### TASK REQUIREMENTS:
Quote the entries that follow exactly, leaving none out.

[Records from a collection of figures]
§ §

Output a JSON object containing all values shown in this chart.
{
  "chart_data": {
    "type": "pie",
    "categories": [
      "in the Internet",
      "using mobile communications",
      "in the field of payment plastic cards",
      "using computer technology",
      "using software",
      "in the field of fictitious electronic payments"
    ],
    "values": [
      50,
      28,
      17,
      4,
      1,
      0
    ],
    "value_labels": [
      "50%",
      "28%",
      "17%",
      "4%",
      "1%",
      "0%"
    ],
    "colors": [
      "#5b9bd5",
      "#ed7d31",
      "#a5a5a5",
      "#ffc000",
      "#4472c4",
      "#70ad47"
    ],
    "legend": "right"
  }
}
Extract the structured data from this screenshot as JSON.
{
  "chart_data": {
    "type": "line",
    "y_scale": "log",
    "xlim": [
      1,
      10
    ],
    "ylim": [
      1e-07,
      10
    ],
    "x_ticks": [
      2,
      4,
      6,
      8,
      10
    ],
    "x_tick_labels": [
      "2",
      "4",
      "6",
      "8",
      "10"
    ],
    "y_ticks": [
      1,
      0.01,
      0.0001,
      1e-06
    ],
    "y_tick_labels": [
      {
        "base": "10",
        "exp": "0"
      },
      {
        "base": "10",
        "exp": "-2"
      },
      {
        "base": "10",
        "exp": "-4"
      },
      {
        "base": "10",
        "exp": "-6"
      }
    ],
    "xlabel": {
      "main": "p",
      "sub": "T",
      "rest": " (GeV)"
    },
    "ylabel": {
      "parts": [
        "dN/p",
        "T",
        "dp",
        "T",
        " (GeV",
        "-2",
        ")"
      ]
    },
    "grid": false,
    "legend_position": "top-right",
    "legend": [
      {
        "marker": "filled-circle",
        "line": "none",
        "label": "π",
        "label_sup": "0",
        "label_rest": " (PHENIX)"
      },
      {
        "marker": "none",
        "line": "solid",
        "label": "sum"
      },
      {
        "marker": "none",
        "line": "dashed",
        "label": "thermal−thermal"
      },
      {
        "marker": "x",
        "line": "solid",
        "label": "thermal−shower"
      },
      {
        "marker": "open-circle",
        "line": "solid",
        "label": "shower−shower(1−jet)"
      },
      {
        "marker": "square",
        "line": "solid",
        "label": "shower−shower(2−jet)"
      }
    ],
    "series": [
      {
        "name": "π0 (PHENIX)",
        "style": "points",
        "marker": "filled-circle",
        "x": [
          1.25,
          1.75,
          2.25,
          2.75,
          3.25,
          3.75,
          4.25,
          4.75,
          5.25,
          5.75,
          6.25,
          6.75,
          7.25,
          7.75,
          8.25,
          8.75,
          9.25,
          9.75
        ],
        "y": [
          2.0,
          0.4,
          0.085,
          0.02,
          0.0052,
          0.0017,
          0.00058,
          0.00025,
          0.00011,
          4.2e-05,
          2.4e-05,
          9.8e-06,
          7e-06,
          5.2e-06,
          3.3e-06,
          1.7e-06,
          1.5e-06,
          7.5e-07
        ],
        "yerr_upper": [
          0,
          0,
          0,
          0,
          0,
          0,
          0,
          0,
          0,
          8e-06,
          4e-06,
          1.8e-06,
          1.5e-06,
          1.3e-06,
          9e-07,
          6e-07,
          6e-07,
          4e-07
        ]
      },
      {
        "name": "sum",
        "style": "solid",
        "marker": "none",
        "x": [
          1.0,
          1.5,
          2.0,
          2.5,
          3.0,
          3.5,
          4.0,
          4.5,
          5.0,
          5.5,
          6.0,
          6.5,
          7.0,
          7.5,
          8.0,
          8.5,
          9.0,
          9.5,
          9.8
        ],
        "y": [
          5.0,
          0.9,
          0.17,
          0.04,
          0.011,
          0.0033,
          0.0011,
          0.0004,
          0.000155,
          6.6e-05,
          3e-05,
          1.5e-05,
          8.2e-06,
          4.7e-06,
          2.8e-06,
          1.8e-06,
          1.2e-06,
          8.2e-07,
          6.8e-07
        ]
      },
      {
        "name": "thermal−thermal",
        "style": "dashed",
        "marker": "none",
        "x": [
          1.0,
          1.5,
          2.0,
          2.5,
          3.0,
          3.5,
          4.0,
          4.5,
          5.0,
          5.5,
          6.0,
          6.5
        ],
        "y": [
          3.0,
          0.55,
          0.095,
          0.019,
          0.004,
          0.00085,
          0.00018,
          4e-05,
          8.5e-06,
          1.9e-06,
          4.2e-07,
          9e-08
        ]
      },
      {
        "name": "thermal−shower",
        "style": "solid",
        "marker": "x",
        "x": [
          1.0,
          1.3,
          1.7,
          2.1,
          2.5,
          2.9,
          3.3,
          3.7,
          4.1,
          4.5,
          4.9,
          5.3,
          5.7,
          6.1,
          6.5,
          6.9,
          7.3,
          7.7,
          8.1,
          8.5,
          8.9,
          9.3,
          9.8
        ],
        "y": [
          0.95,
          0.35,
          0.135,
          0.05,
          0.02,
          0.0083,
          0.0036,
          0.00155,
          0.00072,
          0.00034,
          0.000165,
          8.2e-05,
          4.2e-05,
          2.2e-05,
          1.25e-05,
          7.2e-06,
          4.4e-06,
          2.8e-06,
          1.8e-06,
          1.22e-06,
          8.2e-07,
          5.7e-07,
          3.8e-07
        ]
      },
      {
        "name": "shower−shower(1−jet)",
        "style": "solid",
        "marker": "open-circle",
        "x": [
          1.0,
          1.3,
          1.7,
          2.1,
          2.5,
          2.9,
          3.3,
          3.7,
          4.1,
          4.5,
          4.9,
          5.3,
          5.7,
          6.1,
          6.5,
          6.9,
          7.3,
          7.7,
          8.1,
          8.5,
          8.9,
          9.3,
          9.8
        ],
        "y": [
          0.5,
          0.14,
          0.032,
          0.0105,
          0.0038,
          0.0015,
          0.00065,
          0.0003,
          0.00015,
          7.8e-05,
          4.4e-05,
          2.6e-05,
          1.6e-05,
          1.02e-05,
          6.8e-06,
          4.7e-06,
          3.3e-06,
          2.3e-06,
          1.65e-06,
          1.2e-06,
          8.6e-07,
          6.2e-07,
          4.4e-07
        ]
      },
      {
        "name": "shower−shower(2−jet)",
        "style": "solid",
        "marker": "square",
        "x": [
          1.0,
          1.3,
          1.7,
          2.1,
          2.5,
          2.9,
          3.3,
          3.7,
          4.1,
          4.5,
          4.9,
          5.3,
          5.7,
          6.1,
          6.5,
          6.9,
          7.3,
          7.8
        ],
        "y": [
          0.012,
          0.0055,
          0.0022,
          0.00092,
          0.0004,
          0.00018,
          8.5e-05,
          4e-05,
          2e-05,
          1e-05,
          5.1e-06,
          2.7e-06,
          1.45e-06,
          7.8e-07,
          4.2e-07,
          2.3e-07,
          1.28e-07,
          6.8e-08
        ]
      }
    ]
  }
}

§ §

### WRITTEN RESPONSE:
Output a JSON object containing all values shown in this chart.
{
  "chart_data": {
    "type": "pie",
    "categories": [
      "in the Internet",
      "using mobile communications",
      "in the field of payment plastic cards",
      "using computer technology",
      "using software",
      "in the field of fictitious electronic payments"
    ],
    "values": [
      50,
      28,
      17,
      4,
      1,
      0
    ],
    "value_labels": [
      "50%",
      "28%",
      "17%",
      "4%",
      "1%",
      "0%"
    ],
    "colors": [
      "#5b9bd5",
      "#ed7d31",
      "#a5a5a5",
      "#ffc000",
      "#4472c4",
      "#70ad47"
    ],
    "legend": "right"
  }
}
Extract the structured data from this screenshot as JSON.
{
  "chart_data": {
    "type": "line",
    "y_scale": "log",
    "xlim": [
      1,
      10
    ],
    "ylim": [
      1e-07,
      10
    ],
    "x_ticks": [
      2,
      4,
      6,
      8,
      10
    ],
    "x_tick_labels": [
      "2",
      "4",
      "6",
      "8",
      "10"
    ],
    "y_ticks": [
      1,
      0.01,
      0.0001,
      1e-06
    ],
    "y_tick_labels": [
      {
        "base": "10",
        "exp": "0"
      },
      {
        "base": "10",
        "exp": "-2"
      },
      {
        "base": "10",
        "exp": "-4"
      },
      {
        "base": "10",
        "exp": "-6"
      }
    ],
    "xlabel": {
      "main": "p",
      "sub": "T",
      "rest": " (GeV)"
    },
    "ylabel": {
      "parts": [
        "dN/p",
        "T",
        "dp",
        "T",
        " (GeV",
        "-2",
        ")"
      ]
    },
    "grid": false,
    "legend_position": "top-right",
    "legend": [
      {
        "marker": "filled-circle",
        "line": "none",
        "label": "π",
        "label_sup": "0",
        "label_rest": " (PHENIX)"
      },
      {
        "marker": "none",
        "line": "solid",
        "label": "sum"
      },
      {
        "marker": "none",
        "line": "dashed",
        "label": "thermal−thermal"
      },
      {
        "marker": "x",
        "line": "solid",
        "label": "thermal−shower"
      },
      {
        "marker": "open-circle",
        "line": "solid",
        "label": "shower−shower(1−jet)"
      },
      {
        "marker": "square",
        "line": "solid",
        "label": "shower−shower(2−jet)"
      }
    ],
    "series": [
      {
        "name": "π0 (PHENIX)",
        "style": "points",
        "marker": "filled-circle",
        "x": [
          1.25,
          1.75,
          2.25,
          2.75,
          3.25,
          3.75,
          4.25,
          4.75,
          5.25,
          5.75,
          6.25,
          6.75,
          7.25,
          7.75,
          8.25,
          8.75,
          9.25,
          9.75
        ],
        "y": [
          2.0,
          0.4,
          0.085,
          0.02,
          0.0052,
          0.0017,
          0.00058,
          0.00025,
          0.00011,
          4.2e-05,
          2.4e-05,
          9.8e-06,
          7e-06,
          5.2e-06,
          3.3e-06,
          1.7e-06,
          1.5e-06,
          7.5e-07
        ],
        "yerr_upper": [
          0,
          0,
          0,
          0,
          0,
          0,
          0,
          0,
          0,
          8e-06,
          4e-06,
          1.8e-06,
          1.5e-06,
          1.3e-06,
          9e-07,
          6e-07,
          6e-07,
          4e-07
        ]
      },
      {
        "name": "sum",
        "style": "solid",
        "marker": "none",
        "x": [
          1.0,
          1.5,
          2.0,
          2.5,
          3.0,
          3.5,
          4.0,
          4.5,
          5.0,
          5.5,
          6.0,
          6.5,
          7.0,
          7.5,
          8.0,
          8.5,
          9.0,
          9.5,
          9.8
        ],
        "y": [
          5.0,
          0.9,
          0.17,
          0.04,
          0.011,
          0.0033,
          0.0011,
          0.0004,
          0.000155,
          6.6e-05,
          3e-05,
          1.5e-05,
          8.2e-06,
          4.7e-06,
          2.8e-06,
          1.8e-06,
          1.2e-06,
          8.2e-07,
          6.8e-07
        ]
      },
      {
        "name": "thermal−thermal",
        "style": "dashed",
        "marker": "none",
        "x": [
          1.0,
          1.5,
          2.0,
          2.5,
          3.0,
          3.5,
          4.0,
          4.5,
          5.0,
          5.5,
          6.0,
          6.5
        ],
        "y": [
          3.0,
          0.55,
          0.095,
          0.019,
          0.004,
          0.00085,
          0.00018,
          4e-05,
          8.5e-06,
          1.9e-06,
          4.2e-07,
          9e-08
        ]
      },
      {
        "name": "thermal−shower",
        "style": "solid",
        "marker": "x",
        "x": [
          1.0,
          1.3,
          1.7,
          2.1,
          2.5,
          2.9,
          3.3,
          3.7,
          4.1,
          4.5,
          4.9,
          5.3,
          5.7,
          6.1,
          6.5,
          6.9,
          7.3,
          7.7,
          8.1,
          8.5,
          8.9,
          9.3,
          9.8
        ],
        "y": [
          0.95,
          0.35,
          0.135,
          0.05,
          0.02,
          0.0083,
          0.0036,
          0.00155,
          0.00072,
          0.00034,
          0.000165,
          8.2e-05,
          4.2e-05,
          2.2e-05,
          1.25e-05,
          7.2e-06,
          4.4e-06,
          2.8e-06,
          1.8e-06,
          1.22e-06,
          8.2e-07,
          5.7e-07,
          3.8e-07
        ]
      },
      {
        "name": "shower−shower(1−jet)",
        "style": "solid",
        "marker": "open-circle",
        "x": [
          1.0,
          1.3,
          1.7,
          2.1,
          2.5,
          2.9,
          3.3,
          3.7,
          4.1,
          4.5,
          4.9,
          5.3,
          5.7,
          6.1,
          6.5,
          6.9,
          7.3,
          7.7,
          8.1,
          8.5,
          8.9,
          9.3,
          9.8
        ],
        "y": [
          0.5,
          0.14,
          0.032,
          0.0105,
          0.0038,
          0.0015,
          0.00065,
          0.0003,
          0.00015,
          7.8e-05,
          4.4e-05,
          2.6e-05,
          1.6e-05,
          1.02e-05,
          6.8e-06,
          4.7e-06,
          3.3e-06,
          2.3e-06,
          1.65e-06,
          1.2e-06,
          8.6e-07,
          6.2e-07,
          4.4e-07
        ]
      },
      {
        "name": "shower−shower(2−jet)",
        "style": "solid",
        "marker": "square",
        "x": [
          1.0,
          1.3,
          1.7,
          2.1,
          2.5,
          2.9,
          3.3,
          3.7,
          4.1,
          4.5,
          4.9,
          5.3,
          5.7,
          6.1,
          6.5,
          6.9,
          7.3,
          7.8
        ],
        "y": [
          0.012,
          0.0055,
          0.0022,
          0.00092,
          0.0004,
          0.00018,
          8.5e-05,
          4e-05,
          2e-05,
          1e-05,
          5.1e-06,
          2.7e-06,
          1.45e-06,
          7.8e-07,
          4.2e-07,
          2.3e-07,
          1.28e-07,
          6.8e-08
        ]
      }
    ]
  }
}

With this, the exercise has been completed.